**The request:**
Each line that includes "this" counts once; give the total and nothing besides.

**Records for the exercise:**
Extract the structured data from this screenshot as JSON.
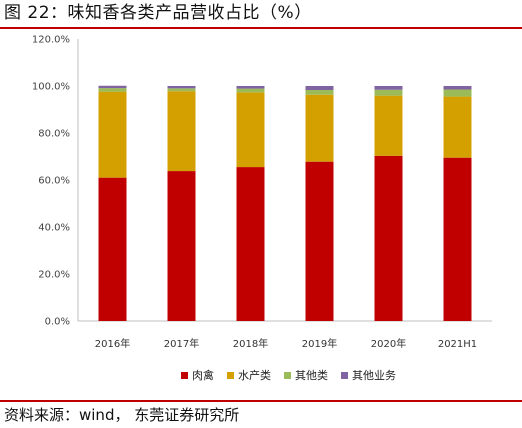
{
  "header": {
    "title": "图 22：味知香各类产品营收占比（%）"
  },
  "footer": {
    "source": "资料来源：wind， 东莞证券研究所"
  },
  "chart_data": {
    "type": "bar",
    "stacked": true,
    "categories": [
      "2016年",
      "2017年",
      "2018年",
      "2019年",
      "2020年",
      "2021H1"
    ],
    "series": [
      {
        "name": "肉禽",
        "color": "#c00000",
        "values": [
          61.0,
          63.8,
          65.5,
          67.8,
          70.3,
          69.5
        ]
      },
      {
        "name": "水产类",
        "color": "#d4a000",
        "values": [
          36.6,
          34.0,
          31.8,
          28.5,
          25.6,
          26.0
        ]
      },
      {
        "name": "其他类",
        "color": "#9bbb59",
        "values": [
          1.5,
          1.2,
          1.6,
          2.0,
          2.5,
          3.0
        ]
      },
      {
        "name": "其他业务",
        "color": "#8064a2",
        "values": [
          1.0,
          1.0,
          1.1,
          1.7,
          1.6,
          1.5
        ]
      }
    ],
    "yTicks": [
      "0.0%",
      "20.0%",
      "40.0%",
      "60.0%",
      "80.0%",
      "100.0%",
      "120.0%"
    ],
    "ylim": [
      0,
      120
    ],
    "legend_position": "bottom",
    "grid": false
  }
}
==
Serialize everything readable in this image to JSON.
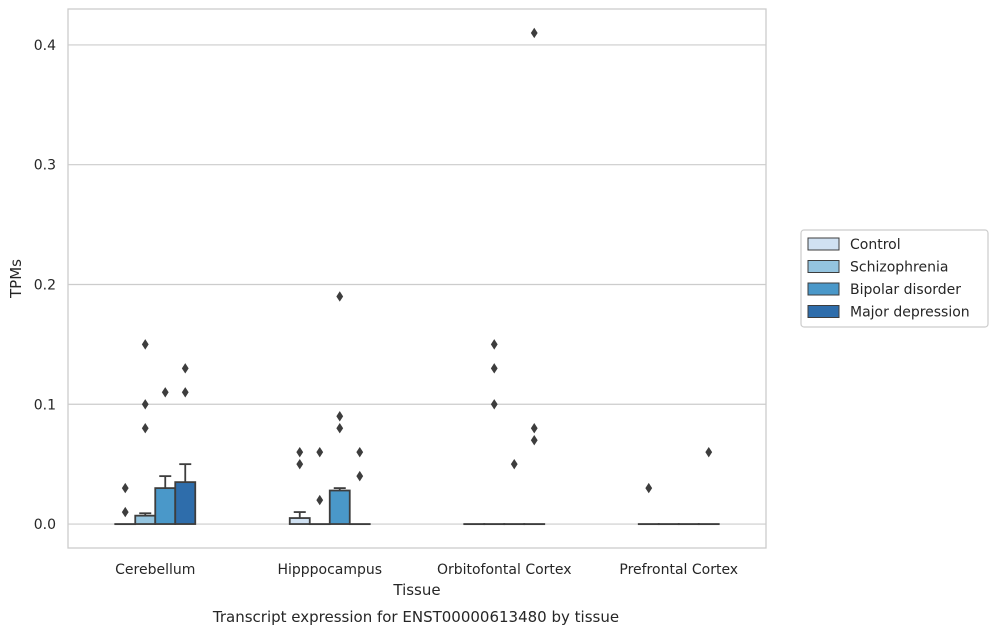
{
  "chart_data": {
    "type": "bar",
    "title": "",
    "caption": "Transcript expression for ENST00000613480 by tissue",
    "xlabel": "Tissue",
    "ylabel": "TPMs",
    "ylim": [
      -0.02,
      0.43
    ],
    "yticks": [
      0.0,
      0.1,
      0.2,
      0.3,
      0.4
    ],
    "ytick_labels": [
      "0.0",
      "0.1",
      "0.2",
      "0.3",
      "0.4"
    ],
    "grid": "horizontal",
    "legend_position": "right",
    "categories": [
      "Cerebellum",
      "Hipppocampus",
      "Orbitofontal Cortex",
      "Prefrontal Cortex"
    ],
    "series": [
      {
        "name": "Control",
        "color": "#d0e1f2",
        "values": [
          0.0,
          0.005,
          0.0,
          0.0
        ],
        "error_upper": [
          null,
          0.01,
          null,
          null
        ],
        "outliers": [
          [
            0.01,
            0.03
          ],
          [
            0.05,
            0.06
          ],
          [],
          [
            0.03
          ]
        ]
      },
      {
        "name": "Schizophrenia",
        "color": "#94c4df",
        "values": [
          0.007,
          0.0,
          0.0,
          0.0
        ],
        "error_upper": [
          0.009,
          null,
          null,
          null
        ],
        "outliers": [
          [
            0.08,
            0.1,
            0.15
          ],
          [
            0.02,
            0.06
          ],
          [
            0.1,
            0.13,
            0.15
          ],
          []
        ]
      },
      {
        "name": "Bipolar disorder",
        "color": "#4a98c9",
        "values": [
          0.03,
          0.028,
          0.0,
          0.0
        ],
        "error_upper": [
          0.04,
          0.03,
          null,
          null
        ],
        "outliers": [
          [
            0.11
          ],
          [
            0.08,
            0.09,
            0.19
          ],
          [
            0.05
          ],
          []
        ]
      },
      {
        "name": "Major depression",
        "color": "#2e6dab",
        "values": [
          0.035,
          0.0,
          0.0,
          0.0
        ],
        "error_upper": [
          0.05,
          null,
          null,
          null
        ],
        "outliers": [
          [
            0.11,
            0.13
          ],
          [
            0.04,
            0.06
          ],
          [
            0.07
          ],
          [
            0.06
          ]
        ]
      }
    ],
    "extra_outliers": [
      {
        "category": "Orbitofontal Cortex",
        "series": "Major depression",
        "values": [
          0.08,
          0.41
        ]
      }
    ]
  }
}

**Correct result:**
2